> **WHAT IS NEEDED**: Copy every line of the records below without changing anything.
········
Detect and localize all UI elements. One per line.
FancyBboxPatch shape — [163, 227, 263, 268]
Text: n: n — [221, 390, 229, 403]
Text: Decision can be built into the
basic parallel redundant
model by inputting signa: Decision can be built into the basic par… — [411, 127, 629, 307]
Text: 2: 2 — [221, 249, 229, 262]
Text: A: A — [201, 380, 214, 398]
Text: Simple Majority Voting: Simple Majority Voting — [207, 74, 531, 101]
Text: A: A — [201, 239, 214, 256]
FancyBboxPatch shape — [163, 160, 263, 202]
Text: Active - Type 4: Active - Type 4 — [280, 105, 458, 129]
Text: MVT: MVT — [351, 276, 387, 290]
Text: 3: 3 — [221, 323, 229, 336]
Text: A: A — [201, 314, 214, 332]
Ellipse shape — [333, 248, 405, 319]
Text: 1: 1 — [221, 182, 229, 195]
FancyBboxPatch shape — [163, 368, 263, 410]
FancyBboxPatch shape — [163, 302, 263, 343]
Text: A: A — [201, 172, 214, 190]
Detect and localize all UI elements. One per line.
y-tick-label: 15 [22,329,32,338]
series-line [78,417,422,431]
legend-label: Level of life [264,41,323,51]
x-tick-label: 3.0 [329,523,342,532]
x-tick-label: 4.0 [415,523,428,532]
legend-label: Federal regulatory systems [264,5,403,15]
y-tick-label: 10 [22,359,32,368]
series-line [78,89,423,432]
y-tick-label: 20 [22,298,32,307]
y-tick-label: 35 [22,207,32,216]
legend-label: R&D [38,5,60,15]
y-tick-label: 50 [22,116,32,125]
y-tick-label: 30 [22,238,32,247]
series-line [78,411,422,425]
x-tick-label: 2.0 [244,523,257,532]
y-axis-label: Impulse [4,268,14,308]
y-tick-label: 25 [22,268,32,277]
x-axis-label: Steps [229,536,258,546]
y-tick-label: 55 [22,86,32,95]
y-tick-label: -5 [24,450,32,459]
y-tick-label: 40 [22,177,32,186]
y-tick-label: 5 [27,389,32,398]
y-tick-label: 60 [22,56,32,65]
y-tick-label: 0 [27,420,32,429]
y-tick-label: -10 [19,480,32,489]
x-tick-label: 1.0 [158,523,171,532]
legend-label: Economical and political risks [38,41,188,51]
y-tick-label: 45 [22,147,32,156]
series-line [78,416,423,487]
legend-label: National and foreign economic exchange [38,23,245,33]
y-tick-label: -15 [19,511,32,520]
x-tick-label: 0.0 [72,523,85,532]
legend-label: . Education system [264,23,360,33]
········
> **RESULT FOR THIS TASK**:
Detect and localize all UI elements. One per line.
FancyBboxPatch shape — [163, 227, 263, 268]
Text: n: n — [221, 390, 229, 403]
Text: Decision can be built into the
basic parallel redundant
model by inputting signa: Decision can be built into the basic par… — [411, 127, 629, 307]
Text: 2: 2 — [221, 249, 229, 262]
Text: A: A — [201, 380, 214, 398]
Text: Simple Majority Voting: Simple Majority Voting — [207, 74, 531, 101]
Text: A: A — [201, 239, 214, 256]
FancyBboxPatch shape — [163, 160, 263, 202]
Text: Active - Type 4: Active - Type 4 — [280, 105, 458, 129]
Text: MVT: MVT — [351, 276, 387, 290]
Text: 3: 3 — [221, 323, 229, 336]
Text: A: A — [201, 314, 214, 332]
Ellipse shape — [333, 248, 405, 319]
Text: 1: 1 — [221, 182, 229, 195]
FancyBboxPatch shape — [163, 368, 263, 410]
FancyBboxPatch shape — [163, 302, 263, 343]
Text: A: A — [201, 172, 214, 190]
Detect and localize all UI elements. One per line.
y-tick-label: 15 [22,329,32,338]
series-line [78,417,422,431]
legend-label: Level of life [264,41,323,51]
x-tick-label: 3.0 [329,523,342,532]
x-tick-label: 4.0 [415,523,428,532]
legend-label: Federal regulatory systems [264,5,403,15]
y-tick-label: 10 [22,359,32,368]
series-line [78,89,423,432]
y-tick-label: 20 [22,298,32,307]
y-tick-label: 35 [22,207,32,216]
legend-label: R&D [38,5,60,15]
y-tick-label: 50 [22,116,32,125]
y-tick-label: 30 [22,238,32,247]
series-line [78,411,422,425]
x-tick-label: 2.0 [244,523,257,532]
y-axis-label: Impulse [4,268,14,308]
y-tick-label: 25 [22,268,32,277]
x-axis-label: Steps [229,536,258,546]
y-tick-label: 55 [22,86,32,95]
y-tick-label: -5 [24,450,32,459]
y-tick-label: 40 [22,177,32,186]
y-tick-label: 5 [27,389,32,398]
y-tick-label: 60 [22,56,32,65]
y-tick-label: 0 [27,420,32,429]
y-tick-label: -10 [19,480,32,489]
x-tick-label: 1.0 [158,523,171,532]
legend-label: Economical and political risks [38,41,188,51]
y-tick-label: 45 [22,147,32,156]
series-line [78,416,423,487]
legend-label: National and foreign economic exchange [38,23,245,33]
y-tick-label: -15 [19,511,32,520]
x-tick-label: 0.0 [72,523,85,532]
legend-label: . Education system [264,23,360,33]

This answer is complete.